### MATERIAL TO PROCESS ###

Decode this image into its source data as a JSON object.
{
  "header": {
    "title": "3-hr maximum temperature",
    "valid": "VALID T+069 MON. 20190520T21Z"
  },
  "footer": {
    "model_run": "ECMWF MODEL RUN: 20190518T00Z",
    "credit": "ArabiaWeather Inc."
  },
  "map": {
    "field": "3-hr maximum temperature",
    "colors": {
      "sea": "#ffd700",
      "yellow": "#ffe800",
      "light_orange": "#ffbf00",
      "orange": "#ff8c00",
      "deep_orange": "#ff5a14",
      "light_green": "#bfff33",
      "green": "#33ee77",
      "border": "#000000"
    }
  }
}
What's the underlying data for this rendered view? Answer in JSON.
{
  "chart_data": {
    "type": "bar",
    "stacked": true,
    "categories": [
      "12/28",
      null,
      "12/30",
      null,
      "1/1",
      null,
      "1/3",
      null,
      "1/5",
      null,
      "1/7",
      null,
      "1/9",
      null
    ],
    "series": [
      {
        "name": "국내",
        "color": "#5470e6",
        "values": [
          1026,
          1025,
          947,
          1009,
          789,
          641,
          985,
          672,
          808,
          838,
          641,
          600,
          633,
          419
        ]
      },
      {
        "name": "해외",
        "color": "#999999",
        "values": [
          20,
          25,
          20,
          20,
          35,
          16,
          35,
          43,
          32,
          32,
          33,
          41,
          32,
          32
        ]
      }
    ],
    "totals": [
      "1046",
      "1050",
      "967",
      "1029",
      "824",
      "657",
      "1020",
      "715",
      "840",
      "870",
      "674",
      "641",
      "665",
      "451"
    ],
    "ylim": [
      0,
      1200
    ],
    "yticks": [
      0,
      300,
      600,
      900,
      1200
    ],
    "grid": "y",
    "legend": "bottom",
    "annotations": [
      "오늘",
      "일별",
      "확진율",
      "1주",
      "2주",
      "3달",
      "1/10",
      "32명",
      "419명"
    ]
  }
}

###

● **WRITTEN INSTRUCTION**
Reproduce nothing but the lines from the line containing "What's the underlying" to the last line of the data, each exactly as written.

● **WRITTEN SOLUTION**
What's the underlying data for this rendered view? Answer in JSON.
{
  "chart_data": {
    "type": "bar",
    "stacked": true,
    "categories": [
      "12/28",
      null,
      "12/30",
      null,
      "1/1",
      null,
      "1/3",
      null,
      "1/5",
      null,
      "1/7",
      null,
      "1/9",
      null
    ],
    "series": [
      {
        "name": "국내",
        "color": "#5470e6",
        "values": [
          1026,
          1025,
          947,
          1009,
          789,
          641,
          985,
          672,
          808,
          838,
          641,
          600,
          633,
          419
        ]
      },
      {
        "name": "해외",
        "color": "#999999",
        "values": [
          20,
          25,
          20,
          20,
          35,
          16,
          35,
          43,
          32,
          32,
          33,
          41,
          32,
          32
        ]
      }
    ],
    "totals": [
      "1046",
      "1050",
      "967",
      "1029",
      "824",
      "657",
      "1020",
      "715",
      "840",
      "870",
      "674",
      "641",
      "665",
      "451"
    ],
    "ylim": [
      0,
      1200
    ],
    "yticks": [
      0,
      300,
      600,
      900,
      1200
    ],
    "grid": "y",
    "legend": "bottom",
    "annotations": [
      "오늘",
      "일별",
      "확진율",
      "1주",
      "2주",
      "3달",
      "1/10",
      "32명",
      "419명"
    ]
  }
}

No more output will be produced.